Material start

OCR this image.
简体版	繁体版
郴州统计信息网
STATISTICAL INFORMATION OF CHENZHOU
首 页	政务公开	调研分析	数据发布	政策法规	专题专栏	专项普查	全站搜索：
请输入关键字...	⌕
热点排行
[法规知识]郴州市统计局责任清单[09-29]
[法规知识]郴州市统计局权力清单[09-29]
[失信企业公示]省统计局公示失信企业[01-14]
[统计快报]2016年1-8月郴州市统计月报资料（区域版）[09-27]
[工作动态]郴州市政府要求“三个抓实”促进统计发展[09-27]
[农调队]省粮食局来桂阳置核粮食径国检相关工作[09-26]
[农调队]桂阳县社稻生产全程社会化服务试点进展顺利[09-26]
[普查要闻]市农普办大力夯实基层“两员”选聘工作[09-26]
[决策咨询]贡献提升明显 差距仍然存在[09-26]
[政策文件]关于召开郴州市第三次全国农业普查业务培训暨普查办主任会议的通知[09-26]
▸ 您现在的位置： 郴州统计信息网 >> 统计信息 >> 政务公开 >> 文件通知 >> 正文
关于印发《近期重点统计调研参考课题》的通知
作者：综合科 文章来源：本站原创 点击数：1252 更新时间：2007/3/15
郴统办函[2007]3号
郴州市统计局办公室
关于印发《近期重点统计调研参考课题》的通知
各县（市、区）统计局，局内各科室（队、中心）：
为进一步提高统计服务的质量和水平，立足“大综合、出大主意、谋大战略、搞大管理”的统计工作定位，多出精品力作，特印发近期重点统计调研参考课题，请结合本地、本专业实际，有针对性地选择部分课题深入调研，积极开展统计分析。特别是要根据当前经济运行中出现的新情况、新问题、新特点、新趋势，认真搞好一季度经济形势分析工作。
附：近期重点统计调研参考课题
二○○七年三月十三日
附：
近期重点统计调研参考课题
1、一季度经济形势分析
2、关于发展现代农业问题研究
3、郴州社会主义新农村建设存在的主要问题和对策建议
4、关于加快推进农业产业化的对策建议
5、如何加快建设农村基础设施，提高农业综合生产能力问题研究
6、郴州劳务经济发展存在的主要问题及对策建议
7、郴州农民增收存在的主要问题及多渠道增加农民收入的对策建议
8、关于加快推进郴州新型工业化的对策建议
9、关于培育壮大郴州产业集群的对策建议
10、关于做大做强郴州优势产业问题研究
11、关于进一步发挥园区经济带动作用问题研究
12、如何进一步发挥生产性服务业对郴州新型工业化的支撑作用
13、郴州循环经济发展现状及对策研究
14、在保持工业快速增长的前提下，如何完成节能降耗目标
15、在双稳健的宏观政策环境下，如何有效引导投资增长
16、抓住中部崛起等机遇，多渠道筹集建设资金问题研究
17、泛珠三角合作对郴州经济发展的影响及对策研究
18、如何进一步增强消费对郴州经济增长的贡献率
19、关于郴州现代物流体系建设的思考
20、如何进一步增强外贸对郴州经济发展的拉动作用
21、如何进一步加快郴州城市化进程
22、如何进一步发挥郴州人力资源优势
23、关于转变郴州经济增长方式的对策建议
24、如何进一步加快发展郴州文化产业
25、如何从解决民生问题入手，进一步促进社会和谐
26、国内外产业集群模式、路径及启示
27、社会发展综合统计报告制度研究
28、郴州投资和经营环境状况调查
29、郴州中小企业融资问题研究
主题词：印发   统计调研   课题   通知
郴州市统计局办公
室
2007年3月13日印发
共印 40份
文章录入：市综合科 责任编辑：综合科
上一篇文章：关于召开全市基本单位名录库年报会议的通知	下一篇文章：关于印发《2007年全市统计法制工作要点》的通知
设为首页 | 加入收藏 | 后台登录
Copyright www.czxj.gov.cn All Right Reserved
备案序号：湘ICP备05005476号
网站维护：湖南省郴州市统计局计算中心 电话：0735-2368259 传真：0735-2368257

Material end

_Short problem:_
Within the data above, pick out all lines holding the word "法规知识".

_Complete answer:_
[法规知识]郴州市统计局责任清单[09-29]
[法规知识]郴州市统计局权力清单[09-29]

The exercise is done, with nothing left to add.